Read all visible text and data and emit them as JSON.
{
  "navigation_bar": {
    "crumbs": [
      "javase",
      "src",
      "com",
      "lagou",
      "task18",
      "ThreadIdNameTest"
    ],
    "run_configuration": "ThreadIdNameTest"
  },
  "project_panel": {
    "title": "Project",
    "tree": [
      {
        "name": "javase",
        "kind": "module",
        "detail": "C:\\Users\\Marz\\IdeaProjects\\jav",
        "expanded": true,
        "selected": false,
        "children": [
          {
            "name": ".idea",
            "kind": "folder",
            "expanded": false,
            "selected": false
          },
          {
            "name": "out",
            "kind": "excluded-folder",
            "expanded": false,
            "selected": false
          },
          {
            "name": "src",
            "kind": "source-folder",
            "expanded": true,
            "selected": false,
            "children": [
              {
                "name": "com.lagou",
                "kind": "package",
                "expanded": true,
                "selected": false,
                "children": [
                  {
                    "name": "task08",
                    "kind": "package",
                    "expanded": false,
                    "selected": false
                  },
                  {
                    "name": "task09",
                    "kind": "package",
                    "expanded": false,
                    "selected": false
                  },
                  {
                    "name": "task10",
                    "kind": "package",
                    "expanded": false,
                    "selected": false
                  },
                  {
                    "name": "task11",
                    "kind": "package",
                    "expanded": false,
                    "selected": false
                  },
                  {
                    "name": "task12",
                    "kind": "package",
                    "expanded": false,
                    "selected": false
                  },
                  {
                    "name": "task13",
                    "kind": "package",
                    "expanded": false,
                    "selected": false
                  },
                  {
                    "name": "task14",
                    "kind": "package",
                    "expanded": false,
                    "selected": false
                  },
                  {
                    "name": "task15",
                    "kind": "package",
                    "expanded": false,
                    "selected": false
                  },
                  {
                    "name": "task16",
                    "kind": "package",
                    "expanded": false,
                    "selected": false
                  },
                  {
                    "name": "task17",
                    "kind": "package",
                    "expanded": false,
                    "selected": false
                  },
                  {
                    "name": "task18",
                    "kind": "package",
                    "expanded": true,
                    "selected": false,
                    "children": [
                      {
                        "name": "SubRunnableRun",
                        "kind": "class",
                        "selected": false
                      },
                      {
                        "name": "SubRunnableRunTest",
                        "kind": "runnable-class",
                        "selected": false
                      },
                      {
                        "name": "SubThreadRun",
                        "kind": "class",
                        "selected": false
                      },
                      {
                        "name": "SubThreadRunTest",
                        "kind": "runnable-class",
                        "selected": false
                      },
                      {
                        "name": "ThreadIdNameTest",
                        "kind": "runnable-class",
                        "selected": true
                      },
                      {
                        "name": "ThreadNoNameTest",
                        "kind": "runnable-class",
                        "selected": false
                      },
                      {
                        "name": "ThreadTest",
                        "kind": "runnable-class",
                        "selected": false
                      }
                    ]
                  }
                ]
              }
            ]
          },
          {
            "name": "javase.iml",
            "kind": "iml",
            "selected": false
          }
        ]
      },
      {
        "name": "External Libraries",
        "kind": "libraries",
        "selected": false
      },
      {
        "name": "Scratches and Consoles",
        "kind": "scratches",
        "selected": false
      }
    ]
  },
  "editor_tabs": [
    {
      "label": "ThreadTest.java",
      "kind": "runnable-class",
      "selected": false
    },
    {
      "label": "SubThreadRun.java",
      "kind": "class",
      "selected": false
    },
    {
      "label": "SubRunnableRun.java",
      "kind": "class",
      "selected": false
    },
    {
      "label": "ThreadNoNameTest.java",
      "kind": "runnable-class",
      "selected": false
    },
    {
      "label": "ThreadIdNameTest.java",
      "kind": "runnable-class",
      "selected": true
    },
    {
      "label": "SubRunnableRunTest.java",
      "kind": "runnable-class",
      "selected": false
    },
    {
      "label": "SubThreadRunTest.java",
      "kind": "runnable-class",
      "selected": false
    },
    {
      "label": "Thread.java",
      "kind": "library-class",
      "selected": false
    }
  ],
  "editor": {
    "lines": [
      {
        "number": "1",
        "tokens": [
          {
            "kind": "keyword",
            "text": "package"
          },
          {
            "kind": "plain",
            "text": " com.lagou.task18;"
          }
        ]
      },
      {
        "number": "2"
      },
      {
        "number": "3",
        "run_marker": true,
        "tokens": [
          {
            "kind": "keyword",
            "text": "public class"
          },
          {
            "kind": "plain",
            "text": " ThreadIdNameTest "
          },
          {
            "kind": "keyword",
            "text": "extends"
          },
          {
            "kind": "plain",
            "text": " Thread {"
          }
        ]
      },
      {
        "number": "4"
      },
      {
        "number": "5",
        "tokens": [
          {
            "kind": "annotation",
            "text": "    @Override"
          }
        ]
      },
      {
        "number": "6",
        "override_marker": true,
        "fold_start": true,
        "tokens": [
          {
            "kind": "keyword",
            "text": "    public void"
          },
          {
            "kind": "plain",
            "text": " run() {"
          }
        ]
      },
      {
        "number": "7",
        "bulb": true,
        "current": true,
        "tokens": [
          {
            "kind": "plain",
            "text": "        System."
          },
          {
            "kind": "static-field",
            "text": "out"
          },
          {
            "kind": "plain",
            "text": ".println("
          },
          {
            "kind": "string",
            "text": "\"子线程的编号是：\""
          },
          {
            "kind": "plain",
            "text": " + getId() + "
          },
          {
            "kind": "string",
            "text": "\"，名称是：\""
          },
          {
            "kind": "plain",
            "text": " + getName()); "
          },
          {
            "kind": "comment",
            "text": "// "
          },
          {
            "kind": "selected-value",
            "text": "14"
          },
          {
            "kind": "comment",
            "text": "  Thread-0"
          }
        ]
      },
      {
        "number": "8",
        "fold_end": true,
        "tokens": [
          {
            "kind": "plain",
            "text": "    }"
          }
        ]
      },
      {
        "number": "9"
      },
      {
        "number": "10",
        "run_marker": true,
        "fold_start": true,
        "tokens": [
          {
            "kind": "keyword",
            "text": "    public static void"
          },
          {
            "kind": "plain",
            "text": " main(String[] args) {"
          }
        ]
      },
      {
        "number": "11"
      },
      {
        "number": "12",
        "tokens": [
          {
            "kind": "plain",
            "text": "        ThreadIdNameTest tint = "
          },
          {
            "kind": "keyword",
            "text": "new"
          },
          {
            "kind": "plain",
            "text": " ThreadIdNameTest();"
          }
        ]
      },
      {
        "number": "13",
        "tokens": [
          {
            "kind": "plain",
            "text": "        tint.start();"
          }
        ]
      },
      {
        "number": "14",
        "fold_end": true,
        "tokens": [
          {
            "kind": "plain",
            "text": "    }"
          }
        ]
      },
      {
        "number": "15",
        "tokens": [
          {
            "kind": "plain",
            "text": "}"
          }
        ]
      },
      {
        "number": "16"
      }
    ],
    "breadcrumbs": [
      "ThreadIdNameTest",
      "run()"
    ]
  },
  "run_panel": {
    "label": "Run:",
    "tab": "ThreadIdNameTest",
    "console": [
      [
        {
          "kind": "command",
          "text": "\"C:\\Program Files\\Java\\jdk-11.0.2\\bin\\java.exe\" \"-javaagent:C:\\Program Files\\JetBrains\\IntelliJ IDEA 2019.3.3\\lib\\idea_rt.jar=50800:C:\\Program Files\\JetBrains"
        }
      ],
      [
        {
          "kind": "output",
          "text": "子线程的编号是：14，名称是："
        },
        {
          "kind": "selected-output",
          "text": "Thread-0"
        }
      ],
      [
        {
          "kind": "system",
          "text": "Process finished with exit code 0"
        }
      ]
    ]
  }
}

# Required task
Track down the lines that include the word "children" and copy them.

# Task solution
        "children": [
            "children": [
                "children": [
                    "children": [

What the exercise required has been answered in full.